## Written exercise 1
Extract, word for word, the full post about Caitlin Baggott taking the wheel at The Bus Project.

Caitlin Baggott takes the wheel at The Bus Project

Carla Axtman

Caitlin Baggott takes the wheel at The Bus Project

Caitlin Baggott

The Bus Project is one of Oregon's premier voter registration and engagement organizations. I've a special place in my heart for their work because of their focus on youth. It's critical, in my view, to continually engage the next generation of Oregonians.

Now, supporters and fans of The Bus will see a fabulous, badass woman at the helm: Caitlin Baggott. Baggott takes over from Jefferson Smith, the organization's leader for the last nine years. From the Bus Project press release:

On the eve of the Oregon Legislative session, one of the state’s leading youth-organizing groups is changing Executive Directors. Current state representative Jefferson Smith will be turning his full focus to legislative work and to expanding the Bus Project model to other states. The Bus Project’s Oregon work will now be led by Caitlin Baggott, Strategic Director of the Bus and creator of the organization’s nationally-renown leadership training program PolitiCorps.

The Bus Project, started by a team of young Oregonians in 2001, has been led by Jefferson Smith for nearly a decade. Since its founding, the Bus Project has organized thousands of young leaders to do grassroots democracy work in the public-interest, including knocking on over 300,000 doors and registering over 70,000 voters across the state.

When Smith was elected to represent east Portland in the state legislature in 2008, the organization began a multi-year transition process, including empowering Bus Project leaders to take a more powerful role in the organization.

“Caitlin and the rest of the Bus leadership are powerfully talented and it’s time to officially pass them the keys,” says Smith, who is serving his second term as State Representative, “I’ve never been more excited about what the Bus can and will do to advance the public interest in Oregon.”

## Supplied records

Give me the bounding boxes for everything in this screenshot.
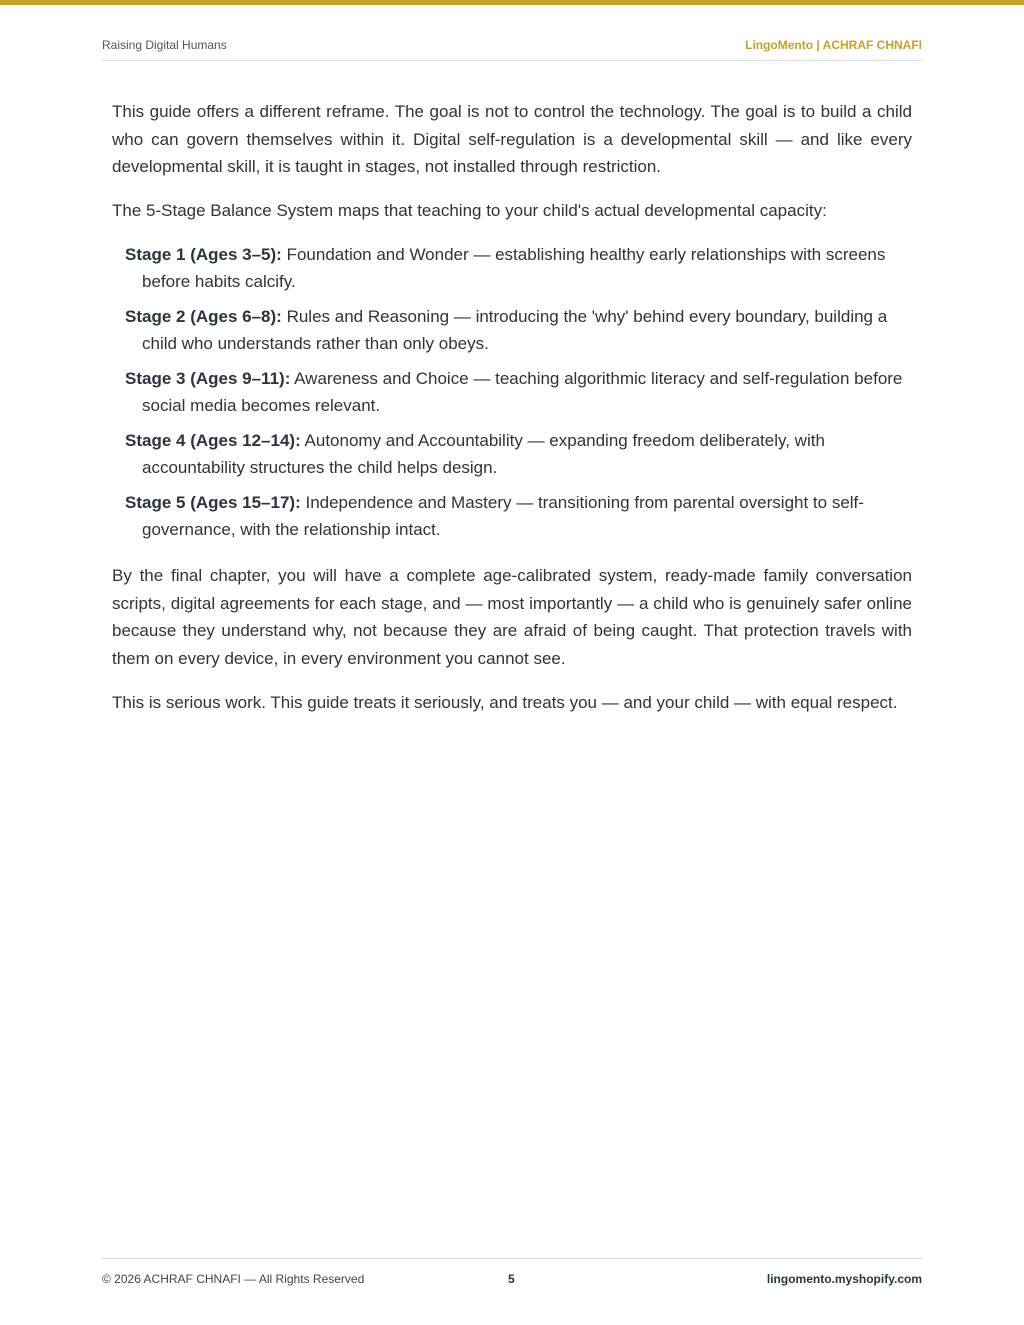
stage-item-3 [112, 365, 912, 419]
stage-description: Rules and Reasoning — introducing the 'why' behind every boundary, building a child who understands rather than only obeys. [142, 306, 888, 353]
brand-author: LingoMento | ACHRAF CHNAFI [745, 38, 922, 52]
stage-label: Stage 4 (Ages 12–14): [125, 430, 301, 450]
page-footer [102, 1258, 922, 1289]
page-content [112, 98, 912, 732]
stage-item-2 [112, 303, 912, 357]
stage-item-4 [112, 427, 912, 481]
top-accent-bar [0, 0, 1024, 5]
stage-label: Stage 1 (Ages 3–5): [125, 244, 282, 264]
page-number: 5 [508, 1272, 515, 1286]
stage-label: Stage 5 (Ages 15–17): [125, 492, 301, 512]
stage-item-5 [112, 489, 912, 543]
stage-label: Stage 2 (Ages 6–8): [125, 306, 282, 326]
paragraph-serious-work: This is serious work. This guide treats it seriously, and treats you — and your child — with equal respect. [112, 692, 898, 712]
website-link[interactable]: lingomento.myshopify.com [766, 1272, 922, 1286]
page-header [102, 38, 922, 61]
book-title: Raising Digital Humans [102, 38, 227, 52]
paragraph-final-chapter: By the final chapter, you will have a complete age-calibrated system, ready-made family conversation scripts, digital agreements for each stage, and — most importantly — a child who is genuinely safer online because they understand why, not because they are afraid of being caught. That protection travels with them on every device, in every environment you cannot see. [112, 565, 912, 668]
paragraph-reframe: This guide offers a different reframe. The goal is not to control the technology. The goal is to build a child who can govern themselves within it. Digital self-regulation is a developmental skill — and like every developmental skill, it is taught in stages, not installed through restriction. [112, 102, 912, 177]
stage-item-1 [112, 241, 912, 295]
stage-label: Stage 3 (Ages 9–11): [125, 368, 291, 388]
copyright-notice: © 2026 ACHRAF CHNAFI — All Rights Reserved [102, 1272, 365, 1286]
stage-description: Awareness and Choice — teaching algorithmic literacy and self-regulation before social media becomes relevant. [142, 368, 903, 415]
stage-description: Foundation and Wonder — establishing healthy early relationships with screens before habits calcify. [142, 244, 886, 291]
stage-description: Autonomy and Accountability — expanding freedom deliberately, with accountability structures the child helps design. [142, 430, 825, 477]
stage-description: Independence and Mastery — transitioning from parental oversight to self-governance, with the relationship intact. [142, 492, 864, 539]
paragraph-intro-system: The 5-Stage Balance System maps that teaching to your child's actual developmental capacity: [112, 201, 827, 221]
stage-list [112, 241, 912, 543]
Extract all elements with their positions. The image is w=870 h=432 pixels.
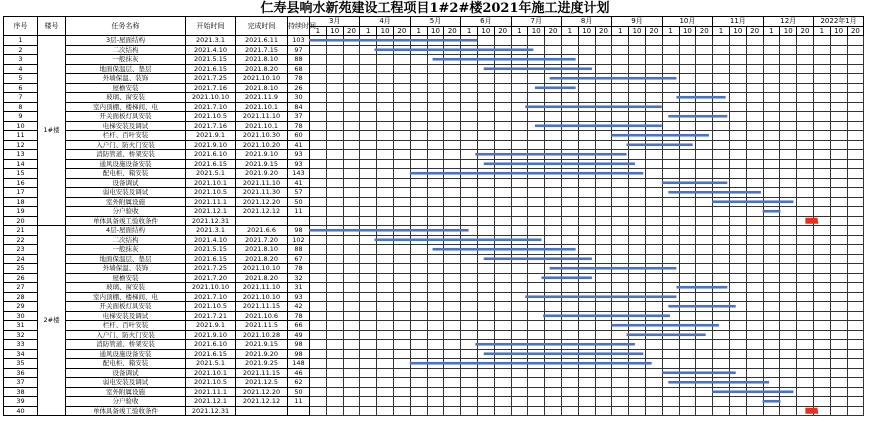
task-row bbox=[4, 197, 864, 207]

## Written exercise 2
Copy the part of the listing that opens with the line containing "stage-item-3 [112, 365, 912, 419]" and closes with the line containing "stage-description: Foundation and", with both of those lines included.

## Worked answer 1
Caitlin Baggott takes the wheel at The Bus Project

Carla Axtman

Caitlin Baggott takes the wheel at The Bus Project

Caitlin Baggott

The Bus Project is one of Oregon's premier voter registration and engagement organizations. I've a special place in my heart for their work because of their focus on youth. It's critical, in my view, to continually engage the next generation of Oregonians.

Now, supporters and fans of The Bus will see a fabulous, badass woman at the helm: Caitlin Baggott. Baggott takes over from Jefferson Smith, the organization's leader for the last nine years. From the Bus Project press release:

On the eve of the Oregon Legislative session, one of the state’s leading youth-organizing groups is changing Executive Directors. Current state representative Jefferson Smith will be turning his full focus to legislative work and to expanding the Bus Project model to other states. The Bus Project’s Oregon work will now be led by Caitlin Baggott, Strategic Director of the Bus and creator of the organization’s nationally-renown leadership training program PolitiCorps.

The Bus Project, started by a team of young Oregonians in 2001, has been led by Jefferson Smith for nearly a decade. Since its founding, the Bus Project has organized thousands of young leaders to do grassroots democracy work in the public-interest, including knocking on over 300,000 doors and registering over 70,000 voters across the state.

When Smith was elected to represent east Portland in the state legislature in 2008, the organization began a multi-year transition process, including empowering Bus Project leaders to take a more powerful role in the organization.

“Caitlin and the rest of the Bus leadership are powerfully talented and it’s time to officially pass them the keys,” says Smith, who is serving his second term as State Representative, “I’ve never been more excited about what the Bus can and will do to advance the public interest in Oregon.”

## Worked answer 2
stage-item-3 [112, 365, 912, 419]
stage-description: Rules and Reasoning — introducing the 'why' behind every boundary, building a child who understands rather than only obeys. [142, 306, 888, 353]
brand-author: LingoMento | ACHRAF CHNAFI [745, 38, 922, 52]
stage-label: Stage 4 (Ages 12–14): [125, 430, 301, 450]
page-footer [102, 1258, 922, 1289]
page-content [112, 98, 912, 732]
stage-item-2 [112, 303, 912, 357]
stage-item-4 [112, 427, 912, 481]
top-accent-bar [0, 0, 1024, 5]
stage-label: Stage 1 (Ages 3–5): [125, 244, 282, 264]
page-number: 5 [508, 1272, 515, 1286]
stage-label: Stage 5 (Ages 15–17): [125, 492, 301, 512]
stage-item-5 [112, 489, 912, 543]
stage-label: Stage 2 (Ages 6–8): [125, 306, 282, 326]
paragraph-serious-work: This is serious work. This guide treats it seriously, and treats you — and your child — with equal respect. [112, 692, 898, 712]
website-link[interactable]: lingomento.myshopify.com [766, 1272, 922, 1286]
page-header [102, 38, 922, 61]
book-title: Raising Digital Humans [102, 38, 227, 52]
paragraph-final-chapter: By the final chapter, you will have a complete age-calibrated system, ready-made family conversation scripts, digital agreements for each stage, and — most importantly — a child who is genuinely safer online because they understand why, not because they are afraid of being caught. That protection travels with them on every device, in every environment you cannot see. [112, 565, 912, 668]
paragraph-reframe: This guide offers a different reframe. The goal is not to control the technology. The goal is to build a child who can govern themselves within it. Digital self-regulation is a developmental skill — and like every developmental skill, it is taught in stages, not installed through restriction. [112, 102, 912, 177]
stage-item-1 [112, 241, 912, 295]
stage-label: Stage 3 (Ages 9–11): [125, 368, 291, 388]
copyright-notice: © 2026 ACHRAF CHNAFI — All Rights Reserved [102, 1272, 365, 1286]
stage-description: Awareness and Choice — teaching algorithmic literacy and self-regulation before social media becomes relevant. [142, 368, 903, 415]
stage-description: Foundation and Wonder — establishing healthy early relationships with screens before habits calcify. [142, 244, 886, 291]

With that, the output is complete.